▶ Extracted records
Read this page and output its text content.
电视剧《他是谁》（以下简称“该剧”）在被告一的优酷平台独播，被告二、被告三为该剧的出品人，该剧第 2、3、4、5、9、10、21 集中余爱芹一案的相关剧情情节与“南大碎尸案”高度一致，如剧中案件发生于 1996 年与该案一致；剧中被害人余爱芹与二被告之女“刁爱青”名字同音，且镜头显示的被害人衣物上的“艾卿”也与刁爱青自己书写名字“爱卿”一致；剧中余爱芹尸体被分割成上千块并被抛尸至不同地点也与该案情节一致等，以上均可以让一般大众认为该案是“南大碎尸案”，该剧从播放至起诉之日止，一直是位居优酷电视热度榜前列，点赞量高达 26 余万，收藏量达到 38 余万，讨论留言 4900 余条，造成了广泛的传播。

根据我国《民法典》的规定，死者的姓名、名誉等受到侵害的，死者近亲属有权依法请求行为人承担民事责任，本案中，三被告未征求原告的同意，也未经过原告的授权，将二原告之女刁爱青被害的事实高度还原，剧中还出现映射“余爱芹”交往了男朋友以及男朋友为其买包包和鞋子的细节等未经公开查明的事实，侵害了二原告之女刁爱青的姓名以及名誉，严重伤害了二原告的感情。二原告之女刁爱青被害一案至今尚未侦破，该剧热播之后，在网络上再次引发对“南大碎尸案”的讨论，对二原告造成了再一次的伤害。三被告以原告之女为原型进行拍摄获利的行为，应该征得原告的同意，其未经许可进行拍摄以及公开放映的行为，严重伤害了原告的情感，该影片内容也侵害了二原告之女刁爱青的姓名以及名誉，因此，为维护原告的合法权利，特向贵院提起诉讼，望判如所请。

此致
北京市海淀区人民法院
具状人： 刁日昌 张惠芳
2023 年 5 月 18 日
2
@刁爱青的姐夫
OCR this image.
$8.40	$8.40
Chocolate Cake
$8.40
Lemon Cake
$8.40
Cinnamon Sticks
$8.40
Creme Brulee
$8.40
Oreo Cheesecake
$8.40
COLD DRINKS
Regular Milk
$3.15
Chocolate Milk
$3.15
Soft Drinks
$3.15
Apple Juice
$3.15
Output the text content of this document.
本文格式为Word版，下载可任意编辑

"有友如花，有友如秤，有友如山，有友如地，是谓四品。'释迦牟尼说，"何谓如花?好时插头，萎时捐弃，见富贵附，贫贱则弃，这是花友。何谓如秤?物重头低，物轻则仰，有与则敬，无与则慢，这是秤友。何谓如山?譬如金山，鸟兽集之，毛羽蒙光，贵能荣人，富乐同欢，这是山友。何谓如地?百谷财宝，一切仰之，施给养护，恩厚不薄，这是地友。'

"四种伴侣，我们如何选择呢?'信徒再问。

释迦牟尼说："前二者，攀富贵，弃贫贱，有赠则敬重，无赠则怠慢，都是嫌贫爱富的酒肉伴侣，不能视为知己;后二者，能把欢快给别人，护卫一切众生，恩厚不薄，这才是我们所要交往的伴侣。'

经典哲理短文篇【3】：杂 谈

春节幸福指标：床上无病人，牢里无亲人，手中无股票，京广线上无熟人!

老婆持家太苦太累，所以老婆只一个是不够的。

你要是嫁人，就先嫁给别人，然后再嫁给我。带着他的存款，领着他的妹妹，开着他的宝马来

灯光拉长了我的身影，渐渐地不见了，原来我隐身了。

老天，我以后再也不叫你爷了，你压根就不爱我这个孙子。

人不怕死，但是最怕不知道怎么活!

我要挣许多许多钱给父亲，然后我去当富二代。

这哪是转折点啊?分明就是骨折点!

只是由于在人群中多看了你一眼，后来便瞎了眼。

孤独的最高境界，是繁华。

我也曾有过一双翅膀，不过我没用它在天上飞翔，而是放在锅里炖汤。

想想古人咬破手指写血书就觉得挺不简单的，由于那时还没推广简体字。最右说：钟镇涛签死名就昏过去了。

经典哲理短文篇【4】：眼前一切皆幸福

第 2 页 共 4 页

▶ EXERCISE DIRECTIONS
Repeat only what runs from the line holding "OCR this image." to the end of the data, keeping every line exactly as written, first and last included.

▶ RESPONSE
OCR this image.
$8.40	$8.40
Chocolate Cake
$8.40
Lemon Cake
$8.40
Cinnamon Sticks
$8.40
Creme Brulee
$8.40
Oreo Cheesecake
$8.40
COLD DRINKS
Regular Milk
$3.15
Chocolate Milk
$3.15
Soft Drinks
$3.15
Apple Juice
$3.15
Output the text content of this document.
本文格式为Word版，下载可任意编辑

"有友如花，有友如秤，有友如山，有友如地，是谓四品。'释迦牟尼说，"何谓如花?好时插头，萎时捐弃，见富贵附，贫贱则弃，这是花友。何谓如秤?物重头低，物轻则仰，有与则敬，无与则慢，这是秤友。何谓如山?譬如金山，鸟兽集之，毛羽蒙光，贵能荣人，富乐同欢，这是山友。何谓如地?百谷财宝，一切仰之，施给养护，恩厚不薄，这是地友。'

"四种伴侣，我们如何选择呢?'信徒再问。

释迦牟尼说："前二者，攀富贵，弃贫贱，有赠则敬重，无赠则怠慢，都是嫌贫爱富的酒肉伴侣，不能视为知己;后二者，能把欢快给别人，护卫一切众生，恩厚不薄，这才是我们所要交往的伴侣。'

经典哲理短文篇【3】：杂 谈

春节幸福指标：床上无病人，牢里无亲人，手中无股票，京广线上无熟人!

老婆持家太苦太累，所以老婆只一个是不够的。

你要是嫁人，就先嫁给别人，然后再嫁给我。带着他的存款，领着他的妹妹，开着他的宝马来

灯光拉长了我的身影，渐渐地不见了，原来我隐身了。

老天，我以后再也不叫你爷了，你压根就不爱我这个孙子。

人不怕死，但是最怕不知道怎么活!

我要挣许多许多钱给父亲，然后我去当富二代。

这哪是转折点啊?分明就是骨折点!

只是由于在人群中多看了你一眼，后来便瞎了眼。

孤独的最高境界，是繁华。

我也曾有过一双翅膀，不过我没用它在天上飞翔，而是放在锅里炖汤。

想想古人咬破手指写血书就觉得挺不简单的，由于那时还没推广简体字。最右说：钟镇涛签死名就昏过去了。

经典哲理短文篇【4】：眼前一切皆幸福

第 2 页 共 4 页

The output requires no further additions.